Records from a collection
◆ ◆ ◆ ◆ ◆ ◆ ◆
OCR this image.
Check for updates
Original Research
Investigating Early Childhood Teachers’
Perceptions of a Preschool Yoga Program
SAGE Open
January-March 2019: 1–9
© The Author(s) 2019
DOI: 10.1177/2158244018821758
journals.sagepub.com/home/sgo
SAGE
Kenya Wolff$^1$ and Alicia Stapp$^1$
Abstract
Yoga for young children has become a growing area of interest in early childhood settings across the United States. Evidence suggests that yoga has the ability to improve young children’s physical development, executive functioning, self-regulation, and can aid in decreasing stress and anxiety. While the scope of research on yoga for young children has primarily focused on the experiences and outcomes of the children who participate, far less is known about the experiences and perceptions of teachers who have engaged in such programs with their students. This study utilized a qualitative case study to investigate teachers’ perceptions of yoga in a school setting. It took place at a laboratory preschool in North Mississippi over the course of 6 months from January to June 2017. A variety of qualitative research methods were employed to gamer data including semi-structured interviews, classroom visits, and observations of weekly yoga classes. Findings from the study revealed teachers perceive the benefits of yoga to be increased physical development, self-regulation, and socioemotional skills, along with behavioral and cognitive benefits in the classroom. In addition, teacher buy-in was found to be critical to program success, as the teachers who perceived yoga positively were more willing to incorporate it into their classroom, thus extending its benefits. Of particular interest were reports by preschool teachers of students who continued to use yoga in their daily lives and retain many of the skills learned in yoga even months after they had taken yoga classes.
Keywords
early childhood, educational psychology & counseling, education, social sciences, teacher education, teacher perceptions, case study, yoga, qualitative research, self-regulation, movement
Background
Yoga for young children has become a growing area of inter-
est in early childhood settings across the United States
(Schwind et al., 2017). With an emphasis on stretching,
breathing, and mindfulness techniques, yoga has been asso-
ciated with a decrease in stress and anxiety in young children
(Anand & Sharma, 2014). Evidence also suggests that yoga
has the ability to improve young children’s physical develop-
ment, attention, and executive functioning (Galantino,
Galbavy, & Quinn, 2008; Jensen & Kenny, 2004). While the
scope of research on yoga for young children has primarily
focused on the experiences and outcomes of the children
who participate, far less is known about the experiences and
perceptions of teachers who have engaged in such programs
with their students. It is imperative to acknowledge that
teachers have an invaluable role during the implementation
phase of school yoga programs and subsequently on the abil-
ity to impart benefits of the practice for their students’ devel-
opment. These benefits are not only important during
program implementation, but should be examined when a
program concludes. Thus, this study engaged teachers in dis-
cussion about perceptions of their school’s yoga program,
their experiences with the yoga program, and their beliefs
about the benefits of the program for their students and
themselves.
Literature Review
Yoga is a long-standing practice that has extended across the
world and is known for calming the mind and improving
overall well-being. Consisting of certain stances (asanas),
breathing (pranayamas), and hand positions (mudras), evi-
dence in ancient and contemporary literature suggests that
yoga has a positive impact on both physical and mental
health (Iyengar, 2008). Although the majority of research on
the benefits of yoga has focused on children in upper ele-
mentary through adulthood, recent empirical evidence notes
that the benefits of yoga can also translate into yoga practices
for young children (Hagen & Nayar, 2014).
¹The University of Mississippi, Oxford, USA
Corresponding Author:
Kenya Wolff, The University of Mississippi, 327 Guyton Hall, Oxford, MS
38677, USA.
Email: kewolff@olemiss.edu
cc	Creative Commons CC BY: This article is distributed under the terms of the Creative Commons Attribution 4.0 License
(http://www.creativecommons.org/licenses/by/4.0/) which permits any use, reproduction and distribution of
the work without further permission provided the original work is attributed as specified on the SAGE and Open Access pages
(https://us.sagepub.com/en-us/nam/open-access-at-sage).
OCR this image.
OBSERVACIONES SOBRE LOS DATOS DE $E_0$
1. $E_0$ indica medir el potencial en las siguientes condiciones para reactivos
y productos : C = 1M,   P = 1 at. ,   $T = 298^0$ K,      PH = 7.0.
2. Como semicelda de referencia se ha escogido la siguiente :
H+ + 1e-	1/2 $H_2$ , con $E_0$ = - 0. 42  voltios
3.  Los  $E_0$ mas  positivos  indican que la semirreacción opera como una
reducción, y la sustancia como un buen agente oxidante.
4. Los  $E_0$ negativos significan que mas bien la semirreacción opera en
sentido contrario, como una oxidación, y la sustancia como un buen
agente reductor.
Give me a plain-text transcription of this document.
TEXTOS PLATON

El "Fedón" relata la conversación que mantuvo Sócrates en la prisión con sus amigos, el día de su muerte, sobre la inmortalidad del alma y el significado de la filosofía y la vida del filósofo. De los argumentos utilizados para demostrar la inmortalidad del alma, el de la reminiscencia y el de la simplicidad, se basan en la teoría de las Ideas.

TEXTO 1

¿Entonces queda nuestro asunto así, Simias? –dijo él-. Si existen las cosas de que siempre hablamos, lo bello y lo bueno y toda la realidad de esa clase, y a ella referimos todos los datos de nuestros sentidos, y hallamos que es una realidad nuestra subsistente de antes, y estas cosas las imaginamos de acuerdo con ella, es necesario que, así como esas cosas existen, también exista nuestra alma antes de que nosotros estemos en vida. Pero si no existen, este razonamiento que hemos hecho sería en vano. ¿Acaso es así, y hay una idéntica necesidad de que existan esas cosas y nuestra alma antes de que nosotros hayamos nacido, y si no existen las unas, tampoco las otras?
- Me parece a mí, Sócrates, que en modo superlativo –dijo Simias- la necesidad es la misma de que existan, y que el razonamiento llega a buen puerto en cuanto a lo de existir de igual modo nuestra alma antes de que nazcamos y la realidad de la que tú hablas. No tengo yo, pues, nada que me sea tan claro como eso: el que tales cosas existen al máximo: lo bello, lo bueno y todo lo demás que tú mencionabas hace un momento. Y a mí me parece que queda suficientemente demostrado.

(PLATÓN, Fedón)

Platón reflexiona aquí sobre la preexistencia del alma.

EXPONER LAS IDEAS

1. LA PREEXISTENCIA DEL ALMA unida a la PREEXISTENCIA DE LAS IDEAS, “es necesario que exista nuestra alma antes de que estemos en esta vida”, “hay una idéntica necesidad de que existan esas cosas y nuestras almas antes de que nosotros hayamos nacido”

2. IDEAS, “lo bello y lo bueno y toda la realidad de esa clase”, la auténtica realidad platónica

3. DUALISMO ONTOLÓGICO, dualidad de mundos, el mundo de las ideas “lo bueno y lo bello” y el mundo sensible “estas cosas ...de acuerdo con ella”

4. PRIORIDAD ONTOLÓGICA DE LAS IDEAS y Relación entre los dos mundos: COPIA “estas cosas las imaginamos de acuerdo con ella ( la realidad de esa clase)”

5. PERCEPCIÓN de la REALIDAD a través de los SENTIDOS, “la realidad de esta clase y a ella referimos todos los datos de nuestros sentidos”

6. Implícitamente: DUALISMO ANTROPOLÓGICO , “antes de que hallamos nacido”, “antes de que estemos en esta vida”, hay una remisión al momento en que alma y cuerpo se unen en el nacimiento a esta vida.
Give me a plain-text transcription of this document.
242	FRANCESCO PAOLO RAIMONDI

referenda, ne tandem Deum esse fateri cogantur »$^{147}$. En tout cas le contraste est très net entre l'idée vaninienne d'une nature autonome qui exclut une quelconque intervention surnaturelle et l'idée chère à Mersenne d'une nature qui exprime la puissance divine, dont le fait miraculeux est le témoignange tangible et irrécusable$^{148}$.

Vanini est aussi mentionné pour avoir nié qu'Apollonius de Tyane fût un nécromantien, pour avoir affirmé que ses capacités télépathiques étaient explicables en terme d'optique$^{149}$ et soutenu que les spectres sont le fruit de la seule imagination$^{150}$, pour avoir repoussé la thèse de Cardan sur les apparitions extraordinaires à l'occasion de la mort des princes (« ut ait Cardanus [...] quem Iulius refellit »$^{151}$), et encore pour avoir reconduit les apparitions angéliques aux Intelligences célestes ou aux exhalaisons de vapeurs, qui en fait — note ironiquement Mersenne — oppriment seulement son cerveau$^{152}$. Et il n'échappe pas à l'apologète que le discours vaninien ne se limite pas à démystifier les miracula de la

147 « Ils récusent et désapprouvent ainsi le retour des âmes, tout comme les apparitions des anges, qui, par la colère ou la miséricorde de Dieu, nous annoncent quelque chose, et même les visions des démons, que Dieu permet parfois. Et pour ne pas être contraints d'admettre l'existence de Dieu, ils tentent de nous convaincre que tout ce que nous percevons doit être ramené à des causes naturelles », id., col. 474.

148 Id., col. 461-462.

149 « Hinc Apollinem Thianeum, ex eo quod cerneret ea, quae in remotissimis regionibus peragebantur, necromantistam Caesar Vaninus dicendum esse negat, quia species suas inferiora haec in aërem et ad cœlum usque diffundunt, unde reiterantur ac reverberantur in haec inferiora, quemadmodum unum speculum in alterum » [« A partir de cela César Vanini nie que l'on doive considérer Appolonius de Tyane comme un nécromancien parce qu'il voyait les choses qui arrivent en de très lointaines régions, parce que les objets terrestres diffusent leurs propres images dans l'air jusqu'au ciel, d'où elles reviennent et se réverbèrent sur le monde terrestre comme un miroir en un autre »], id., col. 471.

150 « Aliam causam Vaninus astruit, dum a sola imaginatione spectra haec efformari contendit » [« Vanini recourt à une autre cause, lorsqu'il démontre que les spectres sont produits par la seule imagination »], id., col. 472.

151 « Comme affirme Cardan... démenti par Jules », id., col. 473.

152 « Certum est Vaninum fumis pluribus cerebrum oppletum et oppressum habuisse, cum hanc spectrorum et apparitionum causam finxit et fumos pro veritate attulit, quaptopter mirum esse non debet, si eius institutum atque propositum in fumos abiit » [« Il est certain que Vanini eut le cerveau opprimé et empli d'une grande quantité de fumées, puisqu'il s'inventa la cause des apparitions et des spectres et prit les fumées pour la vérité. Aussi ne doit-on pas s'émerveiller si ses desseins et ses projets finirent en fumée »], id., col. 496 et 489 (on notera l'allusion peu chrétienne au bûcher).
◆ ◆ ◆ ◆ ◆ ◆ ◆
◆ Written exercise
Say how many lines in the records hold the string "also", and say nothing else.

◆ Exercise response
2